→ Stated task: Rewrite the lines from the first one through the line holding "row 3: Aito: Aito: [334, 235, 365, 252]", inclusive, changing "table header" to "column heading" and keeping everything else the same.

→ Provided records:
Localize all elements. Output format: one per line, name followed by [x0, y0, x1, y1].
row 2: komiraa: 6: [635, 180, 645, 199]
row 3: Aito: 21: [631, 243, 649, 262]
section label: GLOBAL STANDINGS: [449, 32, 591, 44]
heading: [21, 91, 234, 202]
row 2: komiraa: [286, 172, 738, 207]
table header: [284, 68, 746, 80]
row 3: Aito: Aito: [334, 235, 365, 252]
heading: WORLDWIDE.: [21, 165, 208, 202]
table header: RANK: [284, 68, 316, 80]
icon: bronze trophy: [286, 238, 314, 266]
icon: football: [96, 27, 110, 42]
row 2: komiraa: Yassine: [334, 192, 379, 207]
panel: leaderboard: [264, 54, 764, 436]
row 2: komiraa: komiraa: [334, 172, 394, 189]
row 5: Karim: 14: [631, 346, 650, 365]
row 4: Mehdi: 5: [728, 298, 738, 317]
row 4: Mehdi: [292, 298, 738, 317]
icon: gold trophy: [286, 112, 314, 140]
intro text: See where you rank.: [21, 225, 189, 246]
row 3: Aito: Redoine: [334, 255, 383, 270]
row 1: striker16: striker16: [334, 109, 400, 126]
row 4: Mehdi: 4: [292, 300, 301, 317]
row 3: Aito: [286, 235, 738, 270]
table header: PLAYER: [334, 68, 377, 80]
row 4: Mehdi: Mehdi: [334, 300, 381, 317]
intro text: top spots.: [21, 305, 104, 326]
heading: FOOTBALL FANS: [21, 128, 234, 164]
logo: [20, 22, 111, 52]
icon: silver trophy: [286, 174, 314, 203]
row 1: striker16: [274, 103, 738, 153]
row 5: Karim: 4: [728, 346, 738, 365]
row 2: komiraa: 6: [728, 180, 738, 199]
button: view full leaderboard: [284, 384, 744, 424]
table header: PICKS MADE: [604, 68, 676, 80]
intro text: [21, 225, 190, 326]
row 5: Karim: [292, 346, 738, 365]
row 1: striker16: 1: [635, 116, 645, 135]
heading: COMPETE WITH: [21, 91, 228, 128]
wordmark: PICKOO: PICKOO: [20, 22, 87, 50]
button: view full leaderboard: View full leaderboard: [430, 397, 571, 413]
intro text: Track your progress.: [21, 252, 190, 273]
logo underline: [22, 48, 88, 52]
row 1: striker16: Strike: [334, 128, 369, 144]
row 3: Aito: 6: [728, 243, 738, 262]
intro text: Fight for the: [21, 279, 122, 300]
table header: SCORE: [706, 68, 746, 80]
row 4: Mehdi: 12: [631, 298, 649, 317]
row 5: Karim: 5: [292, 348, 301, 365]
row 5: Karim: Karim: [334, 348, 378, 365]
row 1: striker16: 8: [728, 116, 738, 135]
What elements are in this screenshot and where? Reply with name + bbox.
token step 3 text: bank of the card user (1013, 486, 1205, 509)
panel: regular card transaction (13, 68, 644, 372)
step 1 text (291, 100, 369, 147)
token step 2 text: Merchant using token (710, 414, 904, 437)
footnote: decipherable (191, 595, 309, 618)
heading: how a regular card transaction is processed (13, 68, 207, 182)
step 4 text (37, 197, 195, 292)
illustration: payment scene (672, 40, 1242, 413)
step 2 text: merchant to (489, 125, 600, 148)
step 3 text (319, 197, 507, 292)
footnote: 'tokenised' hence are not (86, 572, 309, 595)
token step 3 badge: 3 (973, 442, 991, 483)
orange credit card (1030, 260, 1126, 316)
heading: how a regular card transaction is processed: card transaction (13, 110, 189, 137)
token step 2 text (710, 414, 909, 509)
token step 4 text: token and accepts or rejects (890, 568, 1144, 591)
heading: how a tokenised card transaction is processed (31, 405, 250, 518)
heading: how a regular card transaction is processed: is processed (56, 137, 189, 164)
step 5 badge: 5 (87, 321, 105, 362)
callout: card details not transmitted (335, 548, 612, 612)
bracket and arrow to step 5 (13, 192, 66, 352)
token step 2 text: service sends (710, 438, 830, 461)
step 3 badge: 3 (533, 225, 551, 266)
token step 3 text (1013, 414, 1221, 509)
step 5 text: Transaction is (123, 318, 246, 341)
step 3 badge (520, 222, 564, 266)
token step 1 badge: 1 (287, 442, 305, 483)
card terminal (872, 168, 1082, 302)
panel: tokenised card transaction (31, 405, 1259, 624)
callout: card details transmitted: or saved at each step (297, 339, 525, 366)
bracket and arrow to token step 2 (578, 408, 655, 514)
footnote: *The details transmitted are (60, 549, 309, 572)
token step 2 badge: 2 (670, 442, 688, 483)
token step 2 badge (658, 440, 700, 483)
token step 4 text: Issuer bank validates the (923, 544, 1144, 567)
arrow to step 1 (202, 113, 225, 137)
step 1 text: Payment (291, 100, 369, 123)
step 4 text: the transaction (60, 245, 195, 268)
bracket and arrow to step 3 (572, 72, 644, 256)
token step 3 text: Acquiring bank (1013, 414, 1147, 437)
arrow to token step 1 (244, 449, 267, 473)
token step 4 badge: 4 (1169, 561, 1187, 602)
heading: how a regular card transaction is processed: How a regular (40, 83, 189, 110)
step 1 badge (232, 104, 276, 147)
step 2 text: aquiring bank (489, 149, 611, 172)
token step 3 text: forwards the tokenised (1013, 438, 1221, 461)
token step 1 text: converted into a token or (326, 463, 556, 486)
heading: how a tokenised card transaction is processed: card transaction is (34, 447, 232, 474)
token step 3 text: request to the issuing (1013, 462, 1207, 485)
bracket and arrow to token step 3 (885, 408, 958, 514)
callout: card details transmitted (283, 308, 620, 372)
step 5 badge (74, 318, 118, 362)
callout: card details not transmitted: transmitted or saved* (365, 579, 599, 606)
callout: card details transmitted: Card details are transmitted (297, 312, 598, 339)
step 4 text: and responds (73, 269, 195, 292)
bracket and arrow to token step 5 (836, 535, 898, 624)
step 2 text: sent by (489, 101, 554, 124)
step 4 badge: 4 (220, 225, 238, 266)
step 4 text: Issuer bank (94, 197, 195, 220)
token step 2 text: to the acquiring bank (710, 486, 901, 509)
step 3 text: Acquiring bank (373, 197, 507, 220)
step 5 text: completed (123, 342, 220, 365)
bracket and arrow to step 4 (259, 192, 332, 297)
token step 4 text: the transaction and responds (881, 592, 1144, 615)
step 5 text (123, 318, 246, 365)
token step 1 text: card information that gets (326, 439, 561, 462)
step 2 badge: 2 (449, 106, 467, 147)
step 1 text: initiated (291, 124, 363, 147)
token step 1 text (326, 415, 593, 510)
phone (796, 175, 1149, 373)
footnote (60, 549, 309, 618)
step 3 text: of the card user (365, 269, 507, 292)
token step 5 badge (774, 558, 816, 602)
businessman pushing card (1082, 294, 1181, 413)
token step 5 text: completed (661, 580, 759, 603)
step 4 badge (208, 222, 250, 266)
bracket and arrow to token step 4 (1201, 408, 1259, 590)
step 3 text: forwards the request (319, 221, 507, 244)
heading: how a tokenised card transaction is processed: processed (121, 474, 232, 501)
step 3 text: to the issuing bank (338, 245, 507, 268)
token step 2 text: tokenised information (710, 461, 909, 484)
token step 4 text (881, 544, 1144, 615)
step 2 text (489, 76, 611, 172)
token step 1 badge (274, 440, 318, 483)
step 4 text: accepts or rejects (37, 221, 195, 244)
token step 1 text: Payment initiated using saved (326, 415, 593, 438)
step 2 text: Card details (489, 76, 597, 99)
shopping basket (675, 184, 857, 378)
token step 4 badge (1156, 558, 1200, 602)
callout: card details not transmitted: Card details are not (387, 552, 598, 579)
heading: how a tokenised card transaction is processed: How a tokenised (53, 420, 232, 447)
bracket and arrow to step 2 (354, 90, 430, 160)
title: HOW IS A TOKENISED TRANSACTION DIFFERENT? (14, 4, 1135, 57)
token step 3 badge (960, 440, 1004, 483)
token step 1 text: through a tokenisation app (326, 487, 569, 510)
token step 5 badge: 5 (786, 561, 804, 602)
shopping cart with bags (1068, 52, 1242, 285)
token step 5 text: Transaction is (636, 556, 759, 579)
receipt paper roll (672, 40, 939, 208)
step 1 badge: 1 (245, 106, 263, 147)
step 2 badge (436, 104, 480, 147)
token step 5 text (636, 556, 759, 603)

→ Answer below:
Localize all elements. Output format: one per line, name followed by [x0, y0, x1, y1].
row 2: komiraa: 6: [635, 180, 645, 199]
row 3: Aito: 21: [631, 243, 649, 262]
section label: GLOBAL STANDINGS: [449, 32, 591, 44]
heading: [21, 91, 234, 202]
row 2: komiraa: [286, 172, 738, 207]
column heading: [284, 68, 746, 80]
row 3: Aito: Aito: [334, 235, 365, 252]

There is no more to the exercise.